THE TASK
Copy every line with the string "Tápiószentmárton" in it.

DATASET RECORDS
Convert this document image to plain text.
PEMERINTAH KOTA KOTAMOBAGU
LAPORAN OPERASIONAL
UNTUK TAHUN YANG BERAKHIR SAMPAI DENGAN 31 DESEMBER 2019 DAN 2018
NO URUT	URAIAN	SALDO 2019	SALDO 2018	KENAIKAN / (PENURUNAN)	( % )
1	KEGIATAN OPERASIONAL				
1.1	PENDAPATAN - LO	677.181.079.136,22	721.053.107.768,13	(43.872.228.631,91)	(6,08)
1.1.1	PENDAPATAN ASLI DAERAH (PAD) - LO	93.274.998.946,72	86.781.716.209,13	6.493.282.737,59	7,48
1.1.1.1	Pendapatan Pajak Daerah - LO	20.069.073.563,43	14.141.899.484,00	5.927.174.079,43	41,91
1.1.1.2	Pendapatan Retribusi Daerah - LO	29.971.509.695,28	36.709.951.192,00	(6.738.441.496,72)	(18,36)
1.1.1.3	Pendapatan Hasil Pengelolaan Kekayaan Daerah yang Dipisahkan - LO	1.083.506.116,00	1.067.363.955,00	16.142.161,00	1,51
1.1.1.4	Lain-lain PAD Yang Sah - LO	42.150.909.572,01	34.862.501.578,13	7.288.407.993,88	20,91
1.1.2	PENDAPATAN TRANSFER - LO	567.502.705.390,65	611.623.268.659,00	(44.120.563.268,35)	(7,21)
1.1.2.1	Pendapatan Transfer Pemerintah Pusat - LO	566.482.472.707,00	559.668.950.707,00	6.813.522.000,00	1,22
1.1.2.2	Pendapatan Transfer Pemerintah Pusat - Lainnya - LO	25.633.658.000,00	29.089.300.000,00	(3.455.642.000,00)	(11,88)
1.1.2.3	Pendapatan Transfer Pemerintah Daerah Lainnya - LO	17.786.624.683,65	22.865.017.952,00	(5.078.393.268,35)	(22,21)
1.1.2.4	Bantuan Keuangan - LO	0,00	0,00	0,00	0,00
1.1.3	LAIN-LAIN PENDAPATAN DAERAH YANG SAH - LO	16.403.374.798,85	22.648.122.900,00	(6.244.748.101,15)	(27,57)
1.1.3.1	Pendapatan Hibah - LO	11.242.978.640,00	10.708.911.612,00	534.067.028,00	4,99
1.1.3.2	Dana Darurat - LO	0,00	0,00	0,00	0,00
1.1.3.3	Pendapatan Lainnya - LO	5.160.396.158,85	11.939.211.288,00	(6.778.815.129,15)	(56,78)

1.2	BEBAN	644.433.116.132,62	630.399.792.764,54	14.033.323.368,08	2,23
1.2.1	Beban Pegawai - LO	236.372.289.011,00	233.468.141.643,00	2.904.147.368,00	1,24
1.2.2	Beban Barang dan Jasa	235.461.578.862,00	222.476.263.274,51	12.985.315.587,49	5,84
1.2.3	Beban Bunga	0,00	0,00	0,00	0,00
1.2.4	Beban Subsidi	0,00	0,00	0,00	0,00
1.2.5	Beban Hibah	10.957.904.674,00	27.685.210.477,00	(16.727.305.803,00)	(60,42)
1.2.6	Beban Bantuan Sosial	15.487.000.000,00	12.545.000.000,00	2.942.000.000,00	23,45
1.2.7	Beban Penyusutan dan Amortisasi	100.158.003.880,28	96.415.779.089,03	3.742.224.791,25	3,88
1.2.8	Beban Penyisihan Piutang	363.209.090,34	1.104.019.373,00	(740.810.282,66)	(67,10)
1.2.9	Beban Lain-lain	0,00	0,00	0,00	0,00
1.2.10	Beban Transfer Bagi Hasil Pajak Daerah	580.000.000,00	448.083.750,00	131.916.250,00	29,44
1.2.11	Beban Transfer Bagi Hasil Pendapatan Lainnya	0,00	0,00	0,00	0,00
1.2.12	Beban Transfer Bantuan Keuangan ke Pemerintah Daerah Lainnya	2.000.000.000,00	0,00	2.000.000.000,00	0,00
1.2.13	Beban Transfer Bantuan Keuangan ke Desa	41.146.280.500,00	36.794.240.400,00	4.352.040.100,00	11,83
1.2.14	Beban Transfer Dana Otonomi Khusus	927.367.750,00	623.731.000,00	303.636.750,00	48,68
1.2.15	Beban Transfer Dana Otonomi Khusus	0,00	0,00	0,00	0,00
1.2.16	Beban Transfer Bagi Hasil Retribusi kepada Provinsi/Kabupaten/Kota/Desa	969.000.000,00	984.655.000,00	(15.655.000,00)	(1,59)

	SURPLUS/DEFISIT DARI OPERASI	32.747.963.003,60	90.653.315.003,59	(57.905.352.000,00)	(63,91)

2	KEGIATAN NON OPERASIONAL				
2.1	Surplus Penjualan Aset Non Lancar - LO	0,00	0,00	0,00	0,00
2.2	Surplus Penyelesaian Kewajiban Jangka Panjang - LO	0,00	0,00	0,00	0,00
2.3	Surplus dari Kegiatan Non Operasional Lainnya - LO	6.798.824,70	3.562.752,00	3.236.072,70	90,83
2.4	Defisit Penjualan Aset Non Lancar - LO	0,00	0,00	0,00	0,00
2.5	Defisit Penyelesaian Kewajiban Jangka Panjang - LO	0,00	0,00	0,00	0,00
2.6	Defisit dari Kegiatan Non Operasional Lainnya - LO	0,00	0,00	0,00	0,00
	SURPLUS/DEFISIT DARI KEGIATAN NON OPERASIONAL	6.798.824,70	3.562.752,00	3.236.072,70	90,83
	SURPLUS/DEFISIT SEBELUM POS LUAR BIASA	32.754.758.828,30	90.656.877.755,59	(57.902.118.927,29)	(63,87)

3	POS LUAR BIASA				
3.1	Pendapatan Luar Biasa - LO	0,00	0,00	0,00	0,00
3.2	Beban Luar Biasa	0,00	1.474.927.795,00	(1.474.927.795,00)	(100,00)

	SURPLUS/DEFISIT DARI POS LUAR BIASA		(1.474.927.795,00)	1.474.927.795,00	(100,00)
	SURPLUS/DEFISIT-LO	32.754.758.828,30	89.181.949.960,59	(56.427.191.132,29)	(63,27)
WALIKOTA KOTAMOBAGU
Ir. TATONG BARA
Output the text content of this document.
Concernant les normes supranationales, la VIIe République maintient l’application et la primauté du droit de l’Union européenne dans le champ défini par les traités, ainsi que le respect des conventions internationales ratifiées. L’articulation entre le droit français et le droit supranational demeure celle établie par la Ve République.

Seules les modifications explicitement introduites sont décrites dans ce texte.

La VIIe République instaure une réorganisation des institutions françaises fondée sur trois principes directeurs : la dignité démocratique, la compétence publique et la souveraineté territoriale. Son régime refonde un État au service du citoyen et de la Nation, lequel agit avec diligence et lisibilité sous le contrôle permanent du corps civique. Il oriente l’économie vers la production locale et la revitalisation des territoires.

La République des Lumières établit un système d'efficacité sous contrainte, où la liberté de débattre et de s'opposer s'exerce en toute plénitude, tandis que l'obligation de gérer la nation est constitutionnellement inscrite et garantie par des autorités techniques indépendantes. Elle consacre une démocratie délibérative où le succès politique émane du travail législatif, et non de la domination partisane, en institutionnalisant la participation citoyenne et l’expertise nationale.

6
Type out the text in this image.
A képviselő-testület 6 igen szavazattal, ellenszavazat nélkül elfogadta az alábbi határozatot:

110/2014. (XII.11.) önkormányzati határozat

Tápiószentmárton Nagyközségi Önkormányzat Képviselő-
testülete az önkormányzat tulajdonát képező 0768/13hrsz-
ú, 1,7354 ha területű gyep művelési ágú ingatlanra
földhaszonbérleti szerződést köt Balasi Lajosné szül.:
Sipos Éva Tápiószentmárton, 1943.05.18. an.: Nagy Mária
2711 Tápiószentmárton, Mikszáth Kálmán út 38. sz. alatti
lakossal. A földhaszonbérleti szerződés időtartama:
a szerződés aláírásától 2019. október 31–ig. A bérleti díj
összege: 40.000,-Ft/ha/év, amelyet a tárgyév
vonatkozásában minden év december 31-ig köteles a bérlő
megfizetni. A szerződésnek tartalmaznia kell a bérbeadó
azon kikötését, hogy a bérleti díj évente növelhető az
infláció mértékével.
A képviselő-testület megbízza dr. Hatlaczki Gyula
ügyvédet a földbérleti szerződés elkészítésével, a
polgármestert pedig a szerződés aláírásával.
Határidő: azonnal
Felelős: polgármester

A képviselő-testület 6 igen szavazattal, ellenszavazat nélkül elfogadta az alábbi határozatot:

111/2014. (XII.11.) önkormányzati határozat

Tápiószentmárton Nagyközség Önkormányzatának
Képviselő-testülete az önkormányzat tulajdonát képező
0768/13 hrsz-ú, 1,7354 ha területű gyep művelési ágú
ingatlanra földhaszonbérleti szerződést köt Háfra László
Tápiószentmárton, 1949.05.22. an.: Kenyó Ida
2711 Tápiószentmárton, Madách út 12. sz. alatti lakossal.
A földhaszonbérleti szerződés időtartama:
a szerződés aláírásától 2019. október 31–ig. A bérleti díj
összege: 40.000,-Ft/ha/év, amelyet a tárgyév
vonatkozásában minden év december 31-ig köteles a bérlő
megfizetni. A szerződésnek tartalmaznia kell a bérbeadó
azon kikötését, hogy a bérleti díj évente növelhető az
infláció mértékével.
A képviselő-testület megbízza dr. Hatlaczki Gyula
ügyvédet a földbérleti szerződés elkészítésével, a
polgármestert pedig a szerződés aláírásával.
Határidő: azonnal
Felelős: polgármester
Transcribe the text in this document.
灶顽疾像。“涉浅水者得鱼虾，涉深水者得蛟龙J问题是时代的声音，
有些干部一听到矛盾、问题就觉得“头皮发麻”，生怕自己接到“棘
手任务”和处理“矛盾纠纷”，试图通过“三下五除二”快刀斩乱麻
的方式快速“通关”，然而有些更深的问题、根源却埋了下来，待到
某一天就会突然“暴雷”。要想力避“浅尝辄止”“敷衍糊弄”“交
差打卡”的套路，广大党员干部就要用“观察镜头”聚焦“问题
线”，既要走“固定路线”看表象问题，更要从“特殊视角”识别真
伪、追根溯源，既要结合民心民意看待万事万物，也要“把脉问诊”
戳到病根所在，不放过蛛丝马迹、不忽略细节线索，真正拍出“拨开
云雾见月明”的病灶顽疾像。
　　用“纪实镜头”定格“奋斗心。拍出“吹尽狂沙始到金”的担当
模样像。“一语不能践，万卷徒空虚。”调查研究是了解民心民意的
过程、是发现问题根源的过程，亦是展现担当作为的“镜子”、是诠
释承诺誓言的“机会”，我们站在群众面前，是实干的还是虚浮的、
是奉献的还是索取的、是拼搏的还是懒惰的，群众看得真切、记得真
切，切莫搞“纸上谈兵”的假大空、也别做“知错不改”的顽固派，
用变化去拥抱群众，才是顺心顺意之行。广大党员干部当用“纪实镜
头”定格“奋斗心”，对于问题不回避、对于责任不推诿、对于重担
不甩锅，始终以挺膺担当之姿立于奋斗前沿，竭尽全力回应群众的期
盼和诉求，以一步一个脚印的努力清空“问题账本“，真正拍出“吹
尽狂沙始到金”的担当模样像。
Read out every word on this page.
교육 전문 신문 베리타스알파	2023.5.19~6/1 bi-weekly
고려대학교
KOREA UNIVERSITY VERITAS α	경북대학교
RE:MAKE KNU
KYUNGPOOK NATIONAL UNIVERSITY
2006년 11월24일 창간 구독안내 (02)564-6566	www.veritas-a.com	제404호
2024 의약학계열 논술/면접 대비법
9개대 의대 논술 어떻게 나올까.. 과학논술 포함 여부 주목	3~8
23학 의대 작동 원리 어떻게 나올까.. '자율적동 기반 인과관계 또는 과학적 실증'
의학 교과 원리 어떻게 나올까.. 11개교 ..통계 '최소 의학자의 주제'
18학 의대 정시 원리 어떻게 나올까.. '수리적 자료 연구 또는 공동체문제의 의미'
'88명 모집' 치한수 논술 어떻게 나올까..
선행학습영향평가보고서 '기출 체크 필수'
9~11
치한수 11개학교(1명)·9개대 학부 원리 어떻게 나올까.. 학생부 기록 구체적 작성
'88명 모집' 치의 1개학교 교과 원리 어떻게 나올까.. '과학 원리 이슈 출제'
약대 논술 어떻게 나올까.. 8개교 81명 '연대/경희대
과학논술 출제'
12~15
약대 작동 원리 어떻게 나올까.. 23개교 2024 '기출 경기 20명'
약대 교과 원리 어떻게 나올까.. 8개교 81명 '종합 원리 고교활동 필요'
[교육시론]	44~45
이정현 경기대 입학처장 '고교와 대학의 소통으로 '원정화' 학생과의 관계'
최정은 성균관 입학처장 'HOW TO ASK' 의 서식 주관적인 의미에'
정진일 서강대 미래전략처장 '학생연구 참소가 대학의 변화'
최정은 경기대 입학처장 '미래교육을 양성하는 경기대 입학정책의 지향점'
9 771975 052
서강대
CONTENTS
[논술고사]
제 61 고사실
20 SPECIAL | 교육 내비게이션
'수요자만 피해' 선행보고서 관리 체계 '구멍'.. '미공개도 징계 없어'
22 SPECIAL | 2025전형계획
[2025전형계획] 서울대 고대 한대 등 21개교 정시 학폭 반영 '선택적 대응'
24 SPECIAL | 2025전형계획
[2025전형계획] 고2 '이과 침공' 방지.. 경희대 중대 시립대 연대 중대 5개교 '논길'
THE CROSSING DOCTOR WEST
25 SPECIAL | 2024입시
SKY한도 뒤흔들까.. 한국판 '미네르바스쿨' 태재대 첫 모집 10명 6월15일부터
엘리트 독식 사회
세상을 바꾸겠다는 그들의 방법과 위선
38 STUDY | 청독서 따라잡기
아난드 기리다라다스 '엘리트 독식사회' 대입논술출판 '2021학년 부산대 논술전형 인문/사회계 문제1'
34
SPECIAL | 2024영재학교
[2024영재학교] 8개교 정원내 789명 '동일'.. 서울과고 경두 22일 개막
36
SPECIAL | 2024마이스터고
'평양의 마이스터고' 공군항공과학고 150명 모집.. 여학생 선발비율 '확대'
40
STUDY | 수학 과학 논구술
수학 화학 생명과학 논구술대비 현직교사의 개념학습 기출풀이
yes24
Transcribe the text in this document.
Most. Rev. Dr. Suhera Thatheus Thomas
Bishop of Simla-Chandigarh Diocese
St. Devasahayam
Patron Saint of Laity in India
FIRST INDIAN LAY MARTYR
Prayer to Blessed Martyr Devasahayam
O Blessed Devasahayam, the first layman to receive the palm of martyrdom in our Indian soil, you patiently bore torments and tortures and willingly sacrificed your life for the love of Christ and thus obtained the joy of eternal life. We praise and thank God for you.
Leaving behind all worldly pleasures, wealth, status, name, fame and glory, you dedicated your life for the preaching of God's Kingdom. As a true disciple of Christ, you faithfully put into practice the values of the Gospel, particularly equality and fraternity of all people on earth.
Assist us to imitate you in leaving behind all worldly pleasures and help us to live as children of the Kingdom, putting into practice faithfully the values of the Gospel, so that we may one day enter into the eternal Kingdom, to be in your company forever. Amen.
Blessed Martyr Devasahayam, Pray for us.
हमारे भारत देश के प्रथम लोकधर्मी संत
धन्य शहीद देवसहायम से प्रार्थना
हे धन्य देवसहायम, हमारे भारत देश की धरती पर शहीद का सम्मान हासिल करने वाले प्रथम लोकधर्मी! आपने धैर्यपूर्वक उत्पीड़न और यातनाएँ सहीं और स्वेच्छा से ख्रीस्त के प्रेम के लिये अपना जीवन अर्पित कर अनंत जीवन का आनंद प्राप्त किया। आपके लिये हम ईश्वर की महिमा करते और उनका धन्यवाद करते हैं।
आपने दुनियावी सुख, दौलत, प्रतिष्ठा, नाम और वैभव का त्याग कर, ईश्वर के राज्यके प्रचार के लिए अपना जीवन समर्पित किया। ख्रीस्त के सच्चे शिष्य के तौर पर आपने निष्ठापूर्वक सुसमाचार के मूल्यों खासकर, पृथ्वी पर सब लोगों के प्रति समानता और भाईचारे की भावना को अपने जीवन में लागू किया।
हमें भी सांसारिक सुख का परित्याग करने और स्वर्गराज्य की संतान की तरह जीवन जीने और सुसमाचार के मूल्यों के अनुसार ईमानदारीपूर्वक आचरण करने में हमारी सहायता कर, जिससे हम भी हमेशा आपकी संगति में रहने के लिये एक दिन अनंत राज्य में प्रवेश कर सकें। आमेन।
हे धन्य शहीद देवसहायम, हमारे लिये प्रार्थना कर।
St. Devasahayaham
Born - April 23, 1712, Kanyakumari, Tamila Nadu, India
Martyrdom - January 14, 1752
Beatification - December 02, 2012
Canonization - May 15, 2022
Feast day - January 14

TASK RESULT
Tápiószentmárton Nagyközségi Önkormányzat Képviselő-
Sipos Éva Tápiószentmárton, 1943.05.18. an.: Nagy Mária
2711 Tápiószentmárton, Mikszáth Kálmán út 38. sz. alatti
Tápiószentmárton Nagyközség Önkormányzatának
Tápiószentmárton, 1949.05.22. an.: Kenyó Ida
2711 Tápiószentmárton, Madách út 12. sz. alatti lakossal.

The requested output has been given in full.